[BEGIN Record list]

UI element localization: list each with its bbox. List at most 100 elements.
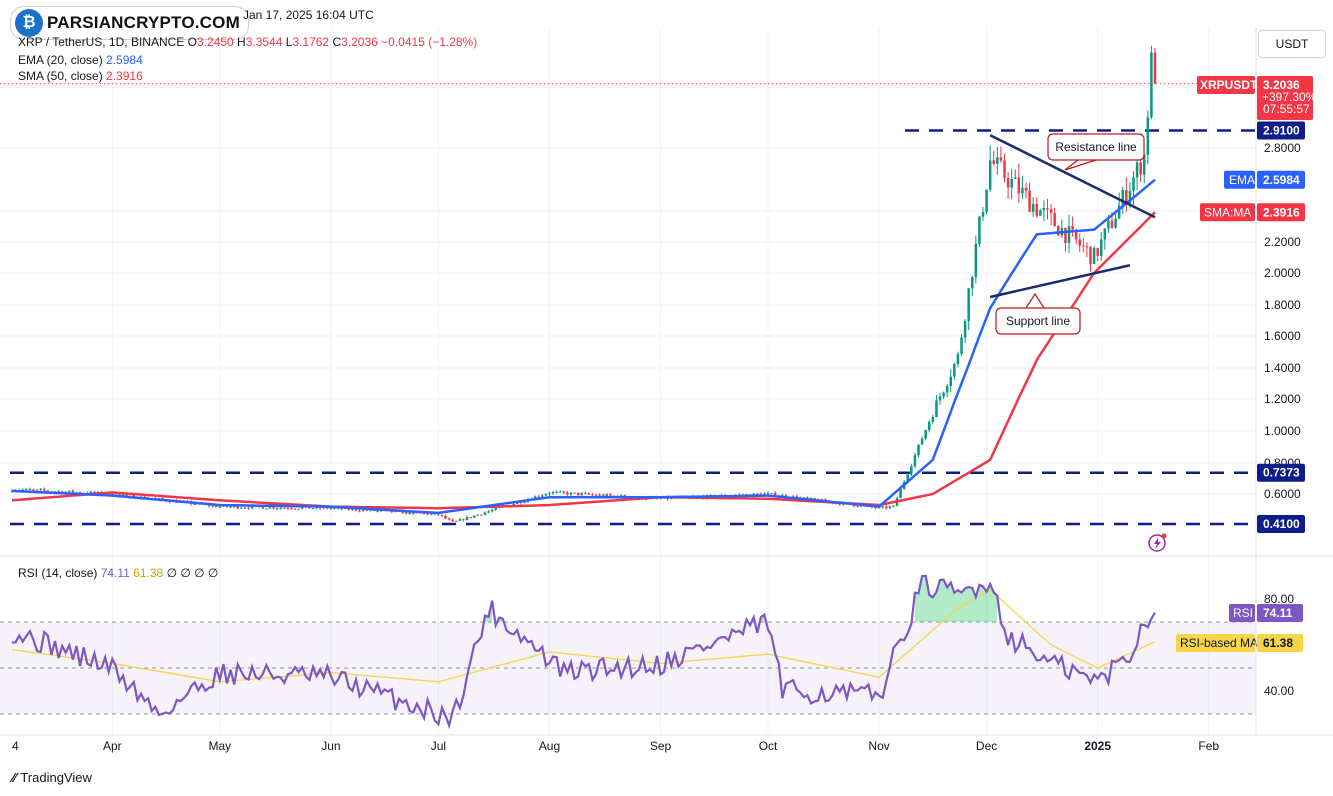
time-axis: 4 Apr May Jun Jul Aug Sep Oct Nov Dec 2025 Feb [12,739,1219,753]
callout-box [1047,133,1145,161]
candle-body [93,491,96,494]
candle-body [1049,209,1053,214]
price-tick-label: 1.4000 [1264,361,1301,375]
candle-body [558,491,562,493]
candle-body [910,466,913,475]
level-tag-mid: 0.7373 [1257,463,1305,482]
candle-body [1028,190,1031,212]
candle-body [1085,246,1089,248]
candle-body [974,243,978,277]
candle-body [924,430,927,439]
rsi-ma-line [11,589,1156,683]
candle-body [609,494,612,496]
symbol-legend[interactable]: XRP / TetherUS, 1D, BINANCE O3.2450 H3.3… [18,35,477,49]
annotation-callouts: Resistance line Support line [995,133,1145,335]
rsi-tag-value-bg [1257,604,1303,622]
price-tag-last-text: 3.2036 [1263,78,1300,92]
price-tick-label: 2.0000 [1264,266,1301,280]
level-tag-low: 0.4100 [1257,515,1305,533]
candle-body [1092,248,1096,264]
alert-clock-icon[interactable] [1148,533,1167,552]
candle-body [236,506,239,509]
ema-tag-value-text: 2.5984 [1263,173,1300,187]
currency-button[interactable]: USDT [1258,30,1326,58]
candle-body [591,494,594,496]
time-tick-label: Feb [1198,739,1219,753]
candle-body [892,505,895,507]
candle-body [361,509,365,511]
candle-body [121,494,125,496]
candle-body [938,396,942,401]
candle-body [218,506,222,508]
candle-body [971,276,974,289]
price-tick-label: 2.2000 [1264,235,1301,249]
site-logo: ₿ PARSIANCRYPTO.COM [10,6,249,40]
candle-body [25,488,28,490]
candle-body [1035,203,1039,216]
sma-tag-value-text: 2.3916 [1263,205,1300,219]
candle-body [268,507,272,509]
candle-body [444,515,447,519]
candle-body [462,519,465,521]
price-change: −0.0415 (−1.28%) [381,35,478,49]
callout-pointer [1025,292,1045,309]
candle-body [548,493,551,495]
candle-body [1082,245,1085,247]
price-tag-symbol-bg [1197,76,1255,94]
candle-body [1074,229,1078,240]
ema-legend[interactable]: EMA (20, close) 2.5984 [18,53,143,67]
candle-body [967,288,970,322]
candle-body [1039,210,1042,216]
level-tag-mid-bg [1257,463,1305,482]
price-tag-last-text: +397.30% [1262,90,1317,104]
candle-body [240,507,243,509]
candle-body [1117,205,1121,219]
time-tick-label: Aug [539,739,560,753]
candle-body [584,493,587,495]
sma-legend[interactable]: SMA (50, close) 2.3916 [18,69,143,83]
candle-body [566,492,569,495]
candle-body [1042,208,1046,211]
candle-body [250,505,254,509]
rsi-tag-value: 74.11 [1257,604,1303,622]
candle-body [773,492,777,497]
candle-body [1135,162,1139,178]
candle-body [476,514,480,516]
trendline [989,264,1131,299]
candle-body [354,508,358,511]
candle-body [576,492,580,496]
trendline [989,134,1156,219]
candle-body [992,160,996,164]
candle-body [605,494,609,497]
candle-body [537,496,540,498]
candle-body [601,494,605,497]
price-tag-last-text: 07:55:57 [1263,102,1310,116]
candle-body [945,385,949,393]
candle-body [573,492,576,494]
candle-body [401,511,404,514]
candle-body [229,506,232,508]
candle-body [809,497,813,499]
time-tick-label: Dec [976,739,997,753]
sma-line [11,211,1156,510]
candle-body [247,507,250,509]
candle-body [447,518,451,520]
candle-body [272,507,275,509]
callout-pointer [1064,159,1097,171]
rsi-legend[interactable]: RSI (14, close) 74.11 61.38 ∅ ∅ ∅ ∅ [18,566,218,580]
candle-body [297,508,300,510]
candle-body [1150,52,1153,118]
candle-body [917,444,920,456]
candle-body [32,489,35,491]
candle-body [1128,190,1132,204]
candle-body [770,492,773,494]
support-callout: Support line [995,292,1081,335]
candle-body [519,501,523,503]
candle-body [329,508,333,510]
sma-tag-value-bg [1257,203,1305,222]
tradingview-footer[interactable]: ⁄⁄ TradingView [12,770,92,785]
candle-body [881,506,884,508]
sma-tag-value: 2.3916 [1257,203,1305,222]
rsi-legend-value: 74.11 [100,566,130,580]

[END Record list]

What the task requires =>
Copy every line of the records above word for word, but leave out the picture.

Solution for this problem =>
UI element localization: list each with its bbox. List at most 100 elements.
time-axis: 4 Apr May Jun Jul Aug Sep Oct Nov Dec 2025 Feb [12,739,1219,753]
callout-box [1047,133,1145,161]
candle-body [93,491,96,494]
candle-body [1049,209,1053,214]
price-tick-label: 1.4000 [1264,361,1301,375]
candle-body [558,491,562,493]
candle-body [910,466,913,475]
level-tag-mid: 0.7373 [1257,463,1305,482]
candle-body [1028,190,1031,212]
candle-body [1085,246,1089,248]
candle-body [974,243,978,277]
candle-body [924,430,927,439]
rsi-ma-line [11,589,1156,683]
candle-body [609,494,612,496]
symbol-legend[interactable]: XRP / TetherUS, 1D, BINANCE O3.2450 H3.3… [18,35,477,49]
annotation-callouts: Resistance line Support line [995,133,1145,335]
rsi-tag-value-bg [1257,604,1303,622]
price-tag-last-text: 3.2036 [1263,78,1300,92]
price-tick-label: 2.0000 [1264,266,1301,280]
level-tag-low: 0.4100 [1257,515,1305,533]
candle-body [1092,248,1096,264]
alert-clock-icon[interactable] [1148,533,1167,552]
candle-body [236,506,239,509]
ema-tag-value-text: 2.5984 [1263,173,1300,187]
currency-button[interactable]: USDT [1258,30,1326,58]
candle-body [591,494,594,496]
time-tick-label: Feb [1198,739,1219,753]
candle-body [892,505,895,507]
candle-body [361,509,365,511]
candle-body [121,494,125,496]
candle-body [938,396,942,401]
candle-body [218,506,222,508]
candle-body [971,276,974,289]
price-tick-label: 2.2000 [1264,235,1301,249]
site-logo: ₿ PARSIANCRYPTO.COM [10,6,249,40]
candle-body [25,488,28,490]
candle-body [1035,203,1039,216]
sma-tag-value-text: 2.3916 [1263,205,1300,219]
candle-body [268,507,272,509]
candle-body [444,515,447,519]
candle-body [462,519,465,521]
price-change: −0.0415 (−1.28%) [381,35,478,49]
callout-pointer [1025,292,1045,309]
candle-body [548,493,551,495]
candle-body [1082,245,1085,247]
price-tag-symbol-bg [1197,76,1255,94]
candle-body [1074,229,1078,240]
ema-legend[interactable]: EMA (20, close) 2.5984 [18,53,143,67]
candle-body [967,288,970,322]
candle-body [1039,210,1042,216]
level-tag-mid-bg [1257,463,1305,482]
price-tag-last-text: +397.30% [1262,90,1317,104]
candle-body [240,507,243,509]
candle-body [1117,205,1121,219]
time-tick-label: Aug [539,739,560,753]
candle-body [584,493,587,495]
sma-legend[interactable]: SMA (50, close) 2.3916 [18,69,143,83]
candle-body [566,492,569,495]
candle-body [1042,208,1046,211]
candle-body [250,505,254,509]
rsi-tag-value: 74.11 [1257,604,1303,622]
candle-body [773,492,777,497]
candle-body [1135,162,1139,178]
candle-body [476,514,480,516]
trendline [989,264,1131,299]
candle-body [354,508,358,511]
candle-body [576,492,580,496]
trendline [989,134,1156,219]
candle-body [992,160,996,164]
candle-body [605,494,609,497]
candle-body [537,496,540,498]
candle-body [601,494,605,497]
price-tag-last-text: 07:55:57 [1263,102,1310,116]
candle-body [945,385,949,393]
candle-body [573,492,576,494]
candle-body [401,511,404,514]
candle-body [229,506,232,508]
candle-body [809,497,813,499]
time-tick-label: Dec [976,739,997,753]
sma-line [11,211,1156,510]
candle-body [247,507,250,509]
candle-body [447,518,451,520]
candle-body [272,507,275,509]
callout-pointer [1064,159,1097,171]
rsi-legend[interactable]: RSI (14, close) 74.11 61.38 ∅ ∅ ∅ ∅ [18,566,218,580]
candle-body [297,508,300,510]
candle-body [1150,52,1153,118]
candle-body [917,444,920,456]
candle-body [32,489,35,491]
candle-body [1128,190,1132,204]
candle-body [770,492,773,494]
support-callout: Support line [995,292,1081,335]
candle-body [519,501,523,503]
candle-body [329,508,333,510]
sma-tag-value-bg [1257,203,1305,222]
tradingview-footer[interactable]: ⁄⁄ TradingView [12,770,92,785]
candle-body [881,506,884,508]
sma-tag-value: 2.3916 [1257,203,1305,222]
rsi-legend-value: 74.11 [100,566,130,580]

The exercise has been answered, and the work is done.